SHORT EXERCISE:
Pictures do not belong in the copy; quote every entry below exactly.

EXCERPTED DATA:
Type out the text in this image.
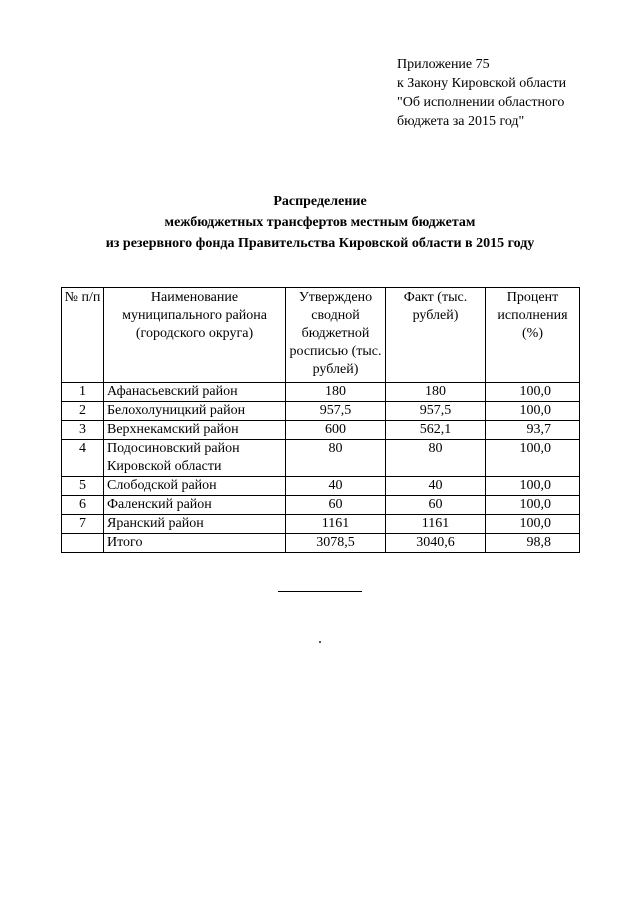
Приложение 75
к Закону Кировской области
"Об исполнении областного
бюджета за 2015 год"
Распределение
межбюджетных трансфертов местным бюджетам
из резервного фонда Правительства Кировской области в 2015 году
№ п/п	Наименование муниципального района (городского округа)	Утверждено сводной бюджетной росписью (тыс. рублей)	Факт (тыс. рублей)	Процент исполнения (%)
1	Афанасьевский район	180	180	100,0
2	Белохолуницкий район	957,5	957,5	100,0
3	Верхнекамский район	600	562,1	93,7
4	Подосиновский район Кировской области	80	80	100,0
5	Слободской район	40	40	100,0
6	Фаленский район	60	60	100,0
7	Яранский район	1161	1161	100,0
	Итого	3078,5	3040,6	98,8
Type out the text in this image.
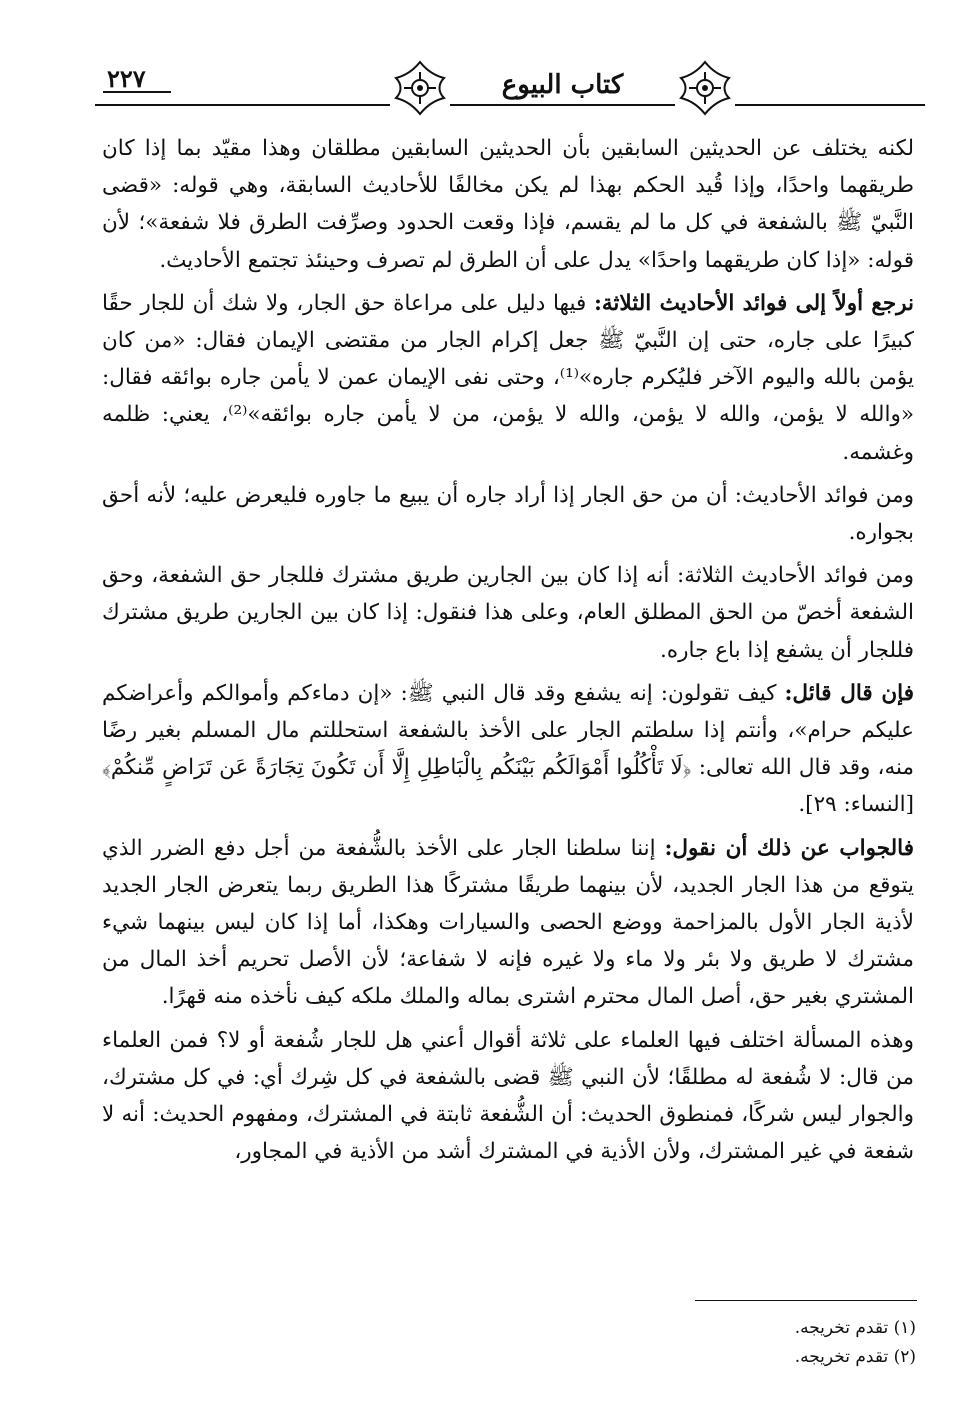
٢٢٧	كتاب البيوع

لكنه يختلف عن الحديثين السابقين بأن الحديثين السابقين مطلقان وهذا مقيّد بما إذا كان طريقهما واحدًا، وإذا قُيد الحكم بهذا لم يكن مخالفًا للأحاديث السابقة، وهي قوله: «قضى النَّبيّ ﷺ بالشفعة في كل ما لم يقسم، فإذا وقعت الحدود وصرِّفت الطرق فلا شفعة»؛ لأن قوله: «إذا كان طريقهما واحدًا» يدل على أن الطرق لم تصرف وحينئذ تجتمع الأحاديث.

نرجع أولاً إلى فوائد الأحاديث الثلاثة: فيها دليل على مراعاة حق الجار، ولا شك أن للجار حقًا كبيرًا على جاره، حتى إن النَّبيّ ﷺ جعل إكرام الجار من مقتضى الإيمان فقال: «من كان يؤمن بالله واليوم الآخر فليُكرم جاره»⁽¹⁾، وحتى نفى الإيمان عمن لا يأمن جاره بوائقه فقال: «والله لا يؤمن، والله لا يؤمن، والله لا يؤمن، من لا يأمن جاره بوائقه»⁽²⁾، يعني: ظلمه وغشمه.

ومن فوائد الأحاديث: أن من حق الجار إذا أراد جاره أن يبيع ما جاوره فليعرض عليه؛ لأنه أحق بجواره.

ومن فوائد الأحاديث الثلاثة: أنه إذا كان بين الجارين طريق مشترك فللجار حق الشفعة، وحق الشفعة أخصّ من الحق المطلق العام، وعلى هذا فنقول: إذا كان بين الجارين طريق مشترك فللجار أن يشفع إذا باع جاره.

فإن قال قائل: كيف تقولون: إنه يشفع وقد قال النبي ﷺ: «إن دماءكم وأموالكم وأعراضكم عليكم حرام»، وأنتم إذا سلطتم الجار على الأخذ بالشفعة استحللتم مال المسلم بغير رضًا منه، وقد قال الله تعالى: ﴿لَا تَأْكُلُوا أَمْوَالَكُم بَيْنَكُم بِالْبَاطِلِ إِلَّا أَن تَكُونَ تِجَارَةً عَن تَرَاضٍ مِّنكُمْ﴾ [النساء: ٢٩].

فالجواب عن ذلك أن نقول: إننا سلطنا الجار على الأخذ بالشُّفعة من أجل دفع الضرر الذي يتوقع من هذا الجار الجديد، لأن بينهما طريقًا مشتركًا هذا الطريق ربما يتعرض الجار الجديد لأذية الجار الأول بالمزاحمة ووضع الحصى والسيارات وهكذا، أما إذا كان ليس بينهما شيء مشترك لا طريق ولا بئر ولا ماء ولا غيره فإنه لا شفاعة؛ لأن الأصل تحريم أخذ المال من المشتري بغير حق، أصل المال محترم اشترى بماله والملك ملكه كيف نأخذه منه قهرًا.

وهذه المسألة اختلف فيها العلماء على ثلاثة أقوال أعني هل للجار شُفعة أو لا؟ فمن العلماء من قال: لا شُفعة له مطلقًا؛ لأن النبي ﷺ قضى بالشفعة في كل شِرك أي: في كل مشترك، والجوار ليس شركًا، فمنطوق الحديث: أن الشُّفعة ثابتة في المشترك، ومفهوم الحديث: أنه لا شفعة في غير المشترك، ولأن الأذية في المشترك أشد من الأذية في المجاور،

(١) تقدم تخريجه.
(٢) تقدم تخريجه.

EXPECTED OUTPUT:
Type out the text in this image.
Приложение 75
к Закону Кировской области
"Об исполнении областного
бюджета за 2015 год"
Распределение
межбюджетных трансфертов местным бюджетам
из резервного фонда Правительства Кировской области в 2015 году
№ п/п	Наименование муниципального района (городского округа)	Утверждено сводной бюджетной росписью (тыс. рублей)	Факт (тыс. рублей)	Процент исполнения (%)
1	Афанасьевский район	180	180	100,0
2	Белохолуницкий район	957,5	957,5	100,0
3	Верхнекамский район	600	562,1	93,7
4	Подосиновский район Кировской области	80	80	100,0
5	Слободской район	40	40	100,0
6	Фаленский район	60	60	100,0
7	Яранский район	1161	1161	100,0
	Итого	3078,5	3040,6	98,8
Type out the text in this image.
٢٢٧	كتاب البيوع

لكنه يختلف عن الحديثين السابقين بأن الحديثين السابقين مطلقان وهذا مقيّد بما إذا كان طريقهما واحدًا، وإذا قُيد الحكم بهذا لم يكن مخالفًا للأحاديث السابقة، وهي قوله: «قضى النَّبيّ ﷺ بالشفعة في كل ما لم يقسم، فإذا وقعت الحدود وصرِّفت الطرق فلا شفعة»؛ لأن قوله: «إذا كان طريقهما واحدًا» يدل على أن الطرق لم تصرف وحينئذ تجتمع الأحاديث.

نرجع أولاً إلى فوائد الأحاديث الثلاثة: فيها دليل على مراعاة حق الجار، ولا شك أن للجار حقًا كبيرًا على جاره، حتى إن النَّبيّ ﷺ جعل إكرام الجار من مقتضى الإيمان فقال: «من كان يؤمن بالله واليوم الآخر فليُكرم جاره»⁽¹⁾، وحتى نفى الإيمان عمن لا يأمن جاره بوائقه فقال: «والله لا يؤمن، والله لا يؤمن، والله لا يؤمن، من لا يأمن جاره بوائقه»⁽²⁾، يعني: ظلمه وغشمه.

ومن فوائد الأحاديث: أن من حق الجار إذا أراد جاره أن يبيع ما جاوره فليعرض عليه؛ لأنه أحق بجواره.

ومن فوائد الأحاديث الثلاثة: أنه إذا كان بين الجارين طريق مشترك فللجار حق الشفعة، وحق الشفعة أخصّ من الحق المطلق العام، وعلى هذا فنقول: إذا كان بين الجارين طريق مشترك فللجار أن يشفع إذا باع جاره.

فإن قال قائل: كيف تقولون: إنه يشفع وقد قال النبي ﷺ: «إن دماءكم وأموالكم وأعراضكم عليكم حرام»، وأنتم إذا سلطتم الجار على الأخذ بالشفعة استحللتم مال المسلم بغير رضًا منه، وقد قال الله تعالى: ﴿لَا تَأْكُلُوا أَمْوَالَكُم بَيْنَكُم بِالْبَاطِلِ إِلَّا أَن تَكُونَ تِجَارَةً عَن تَرَاضٍ مِّنكُمْ﴾ [النساء: ٢٩].

فالجواب عن ذلك أن نقول: إننا سلطنا الجار على الأخذ بالشُّفعة من أجل دفع الضرر الذي يتوقع من هذا الجار الجديد، لأن بينهما طريقًا مشتركًا هذا الطريق ربما يتعرض الجار الجديد لأذية الجار الأول بالمزاحمة ووضع الحصى والسيارات وهكذا، أما إذا كان ليس بينهما شيء مشترك لا طريق ولا بئر ولا ماء ولا غيره فإنه لا شفاعة؛ لأن الأصل تحريم أخذ المال من المشتري بغير حق، أصل المال محترم اشترى بماله والملك ملكه كيف نأخذه منه قهرًا.

وهذه المسألة اختلف فيها العلماء على ثلاثة أقوال أعني هل للجار شُفعة أو لا؟ فمن العلماء من قال: لا شُفعة له مطلقًا؛ لأن النبي ﷺ قضى بالشفعة في كل شِرك أي: في كل مشترك، والجوار ليس شركًا، فمنطوق الحديث: أن الشُّفعة ثابتة في المشترك، ومفهوم الحديث: أنه لا شفعة في غير المشترك، ولأن الأذية في المشترك أشد من الأذية في المجاور،

(١) تقدم تخريجه.
(٢) تقدم تخريجه.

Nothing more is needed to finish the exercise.